TASK DESCRIPTION
The listing below is to be output in its exact form.

** Start of INPUT **

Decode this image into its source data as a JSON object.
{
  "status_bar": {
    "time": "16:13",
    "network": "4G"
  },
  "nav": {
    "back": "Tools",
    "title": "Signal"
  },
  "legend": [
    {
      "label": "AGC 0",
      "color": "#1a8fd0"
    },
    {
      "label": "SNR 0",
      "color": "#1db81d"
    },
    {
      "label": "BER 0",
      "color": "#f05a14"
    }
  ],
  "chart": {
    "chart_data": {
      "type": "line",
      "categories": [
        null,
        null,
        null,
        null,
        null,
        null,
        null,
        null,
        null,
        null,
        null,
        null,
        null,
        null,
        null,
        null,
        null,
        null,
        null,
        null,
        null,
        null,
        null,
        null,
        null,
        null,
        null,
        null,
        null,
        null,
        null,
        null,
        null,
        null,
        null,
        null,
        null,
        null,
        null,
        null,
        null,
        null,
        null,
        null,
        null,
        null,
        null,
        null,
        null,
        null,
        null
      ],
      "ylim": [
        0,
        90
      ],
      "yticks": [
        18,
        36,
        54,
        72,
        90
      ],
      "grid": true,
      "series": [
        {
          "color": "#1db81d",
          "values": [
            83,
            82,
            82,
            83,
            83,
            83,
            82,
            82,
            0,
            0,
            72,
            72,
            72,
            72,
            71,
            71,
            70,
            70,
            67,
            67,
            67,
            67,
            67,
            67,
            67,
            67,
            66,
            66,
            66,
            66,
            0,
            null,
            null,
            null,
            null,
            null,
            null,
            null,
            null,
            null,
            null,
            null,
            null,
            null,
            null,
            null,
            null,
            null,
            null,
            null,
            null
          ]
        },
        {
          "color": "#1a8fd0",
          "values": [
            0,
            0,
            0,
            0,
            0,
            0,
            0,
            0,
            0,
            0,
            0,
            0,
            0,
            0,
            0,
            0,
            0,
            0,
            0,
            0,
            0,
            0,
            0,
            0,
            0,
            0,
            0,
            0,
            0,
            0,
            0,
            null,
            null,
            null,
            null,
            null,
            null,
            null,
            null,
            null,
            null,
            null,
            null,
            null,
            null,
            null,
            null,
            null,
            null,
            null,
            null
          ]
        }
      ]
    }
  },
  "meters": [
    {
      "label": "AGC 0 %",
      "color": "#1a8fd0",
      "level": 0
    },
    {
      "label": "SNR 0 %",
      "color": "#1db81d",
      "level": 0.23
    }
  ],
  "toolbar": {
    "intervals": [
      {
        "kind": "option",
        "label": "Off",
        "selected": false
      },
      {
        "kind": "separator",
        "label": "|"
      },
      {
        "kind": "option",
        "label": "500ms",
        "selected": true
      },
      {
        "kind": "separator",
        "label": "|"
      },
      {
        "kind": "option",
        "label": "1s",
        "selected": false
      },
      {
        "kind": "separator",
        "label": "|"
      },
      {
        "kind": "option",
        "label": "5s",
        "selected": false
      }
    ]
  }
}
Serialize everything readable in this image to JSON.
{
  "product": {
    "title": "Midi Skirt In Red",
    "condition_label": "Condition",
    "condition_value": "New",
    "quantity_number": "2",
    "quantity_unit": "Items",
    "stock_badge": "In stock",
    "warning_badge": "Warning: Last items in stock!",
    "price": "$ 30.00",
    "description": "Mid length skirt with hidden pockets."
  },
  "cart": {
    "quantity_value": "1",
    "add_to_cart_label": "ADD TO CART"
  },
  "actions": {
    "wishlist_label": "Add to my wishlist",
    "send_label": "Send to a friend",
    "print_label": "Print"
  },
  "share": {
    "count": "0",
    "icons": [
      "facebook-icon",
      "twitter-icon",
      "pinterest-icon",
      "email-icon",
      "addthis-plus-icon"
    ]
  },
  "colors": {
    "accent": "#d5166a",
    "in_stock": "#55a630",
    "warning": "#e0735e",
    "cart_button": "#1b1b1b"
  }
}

** End of INPUT **

THE SOLUTION
Decode this image into its source data as a JSON object.
{
  "status_bar": {
    "time": "16:13",
    "network": "4G"
  },
  "nav": {
    "back": "Tools",
    "title": "Signal"
  },
  "legend": [
    {
      "label": "AGC 0",
      "color": "#1a8fd0"
    },
    {
      "label": "SNR 0",
      "color": "#1db81d"
    },
    {
      "label": "BER 0",
      "color": "#f05a14"
    }
  ],
  "chart": {
    "chart_data": {
      "type": "line",
      "categories": [
        null,
        null,
        null,
        null,
        null,
        null,
        null,
        null,
        null,
        null,
        null,
        null,
        null,
        null,
        null,
        null,
        null,
        null,
        null,
        null,
        null,
        null,
        null,
        null,
        null,
        null,
        null,
        null,
        null,
        null,
        null,
        null,
        null,
        null,
        null,
        null,
        null,
        null,
        null,
        null,
        null,
        null,
        null,
        null,
        null,
        null,
        null,
        null,
        null,
        null,
        null
      ],
      "ylim": [
        0,
        90
      ],
      "yticks": [
        18,
        36,
        54,
        72,
        90
      ],
      "grid": true,
      "series": [
        {
          "color": "#1db81d",
          "values": [
            83,
            82,
            82,
            83,
            83,
            83,
            82,
            82,
            0,
            0,
            72,
            72,
            72,
            72,
            71,
            71,
            70,
            70,
            67,
            67,
            67,
            67,
            67,
            67,
            67,
            67,
            66,
            66,
            66,
            66,
            0,
            null,
            null,
            null,
            null,
            null,
            null,
            null,
            null,
            null,
            null,
            null,
            null,
            null,
            null,
            null,
            null,
            null,
            null,
            null,
            null
          ]
        },
        {
          "color": "#1a8fd0",
          "values": [
            0,
            0,
            0,
            0,
            0,
            0,
            0,
            0,
            0,
            0,
            0,
            0,
            0,
            0,
            0,
            0,
            0,
            0,
            0,
            0,
            0,
            0,
            0,
            0,
            0,
            0,
            0,
            0,
            0,
            0,
            0,
            null,
            null,
            null,
            null,
            null,
            null,
            null,
            null,
            null,
            null,
            null,
            null,
            null,
            null,
            null,
            null,
            null,
            null,
            null,
            null
          ]
        }
      ]
    }
  },
  "meters": [
    {
      "label": "AGC 0 %",
      "color": "#1a8fd0",
      "level": 0
    },
    {
      "label": "SNR 0 %",
      "color": "#1db81d",
      "level": 0.23
    }
  ],
  "toolbar": {
    "intervals": [
      {
        "kind": "option",
        "label": "Off",
        "selected": false
      },
      {
        "kind": "separator",
        "label": "|"
      },
      {
        "kind": "option",
        "label": "500ms",
        "selected": true
      },
      {
        "kind": "separator",
        "label": "|"
      },
      {
        "kind": "option",
        "label": "1s",
        "selected": false
      },
      {
        "kind": "separator",
        "label": "|"
      },
      {
        "kind": "option",
        "label": "5s",
        "selected": false
      }
    ]
  }
}
Serialize everything readable in this image to JSON.
{
  "product": {
    "title": "Midi Skirt In Red",
    "condition_label": "Condition",
    "condition_value": "New",
    "quantity_number": "2",
    "quantity_unit": "Items",
    "stock_badge": "In stock",
    "warning_badge": "Warning: Last items in stock!",
    "price": "$ 30.00",
    "description": "Mid length skirt with hidden pockets."
  },
  "cart": {
    "quantity_value": "1",
    "add_to_cart_label": "ADD TO CART"
  },
  "actions": {
    "wishlist_label": "Add to my wishlist",
    "send_label": "Send to a friend",
    "print_label": "Print"
  },
  "share": {
    "count": "0",
    "icons": [
      "facebook-icon",
      "twitter-icon",
      "pinterest-icon",
      "email-icon",
      "addthis-plus-icon"
    ]
  },
  "colors": {
    "accent": "#d5166a",
    "in_stock": "#55a630",
    "warning": "#e0735e",
    "cart_button": "#1b1b1b"
  }
}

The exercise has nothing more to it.